* [TASK TO COMPLETE]: All records below must be retyped exactly.

* [EXERCISE INPUT]:
******

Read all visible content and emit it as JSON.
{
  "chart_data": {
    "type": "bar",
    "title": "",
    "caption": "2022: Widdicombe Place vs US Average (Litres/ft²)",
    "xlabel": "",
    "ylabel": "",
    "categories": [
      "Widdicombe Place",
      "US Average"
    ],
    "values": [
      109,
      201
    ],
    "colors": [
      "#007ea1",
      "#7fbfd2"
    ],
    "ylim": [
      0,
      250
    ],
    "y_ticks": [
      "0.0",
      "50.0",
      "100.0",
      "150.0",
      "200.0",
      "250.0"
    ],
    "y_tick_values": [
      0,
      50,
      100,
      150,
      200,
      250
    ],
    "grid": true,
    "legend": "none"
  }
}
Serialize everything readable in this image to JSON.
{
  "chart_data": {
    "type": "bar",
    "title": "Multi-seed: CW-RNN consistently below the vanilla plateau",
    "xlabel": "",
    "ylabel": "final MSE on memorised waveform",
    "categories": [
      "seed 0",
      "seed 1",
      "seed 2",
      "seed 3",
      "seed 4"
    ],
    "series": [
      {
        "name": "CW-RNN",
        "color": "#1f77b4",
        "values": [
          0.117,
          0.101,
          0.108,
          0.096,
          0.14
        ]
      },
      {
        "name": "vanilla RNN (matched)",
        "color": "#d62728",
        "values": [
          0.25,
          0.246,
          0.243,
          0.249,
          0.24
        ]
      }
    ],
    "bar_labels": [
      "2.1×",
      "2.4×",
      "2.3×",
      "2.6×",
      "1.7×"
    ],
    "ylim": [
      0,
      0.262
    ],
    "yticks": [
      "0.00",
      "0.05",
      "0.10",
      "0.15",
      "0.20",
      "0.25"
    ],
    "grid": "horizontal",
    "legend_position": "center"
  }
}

******

* [ANSWER TO THIS TASK]:
Read all visible content and emit it as JSON.
{
  "chart_data": {
    "type": "bar",
    "title": "",
    "caption": "2022: Widdicombe Place vs US Average (Litres/ft²)",
    "xlabel": "",
    "ylabel": "",
    "categories": [
      "Widdicombe Place",
      "US Average"
    ],
    "values": [
      109,
      201
    ],
    "colors": [
      "#007ea1",
      "#7fbfd2"
    ],
    "ylim": [
      0,
      250
    ],
    "y_ticks": [
      "0.0",
      "50.0",
      "100.0",
      "150.0",
      "200.0",
      "250.0"
    ],
    "y_tick_values": [
      0,
      50,
      100,
      150,
      200,
      250
    ],
    "grid": true,
    "legend": "none"
  }
}
Serialize everything readable in this image to JSON.
{
  "chart_data": {
    "type": "bar",
    "title": "Multi-seed: CW-RNN consistently below the vanilla plateau",
    "xlabel": "",
    "ylabel": "final MSE on memorised waveform",
    "categories": [
      "seed 0",
      "seed 1",
      "seed 2",
      "seed 3",
      "seed 4"
    ],
    "series": [
      {
        "name": "CW-RNN",
        "color": "#1f77b4",
        "values": [
          0.117,
          0.101,
          0.108,
          0.096,
          0.14
        ]
      },
      {
        "name": "vanilla RNN (matched)",
        "color": "#d62728",
        "values": [
          0.25,
          0.246,
          0.243,
          0.249,
          0.24
        ]
      }
    ],
    "bar_labels": [
      "2.1×",
      "2.4×",
      "2.3×",
      "2.6×",
      "1.7×"
    ],
    "ylim": [
      0,
      0.262
    ],
    "yticks": [
      "0.00",
      "0.05",
      "0.10",
      "0.15",
      "0.20",
      "0.25"
    ],
    "grid": "horizontal",
    "legend_position": "center"
  }
}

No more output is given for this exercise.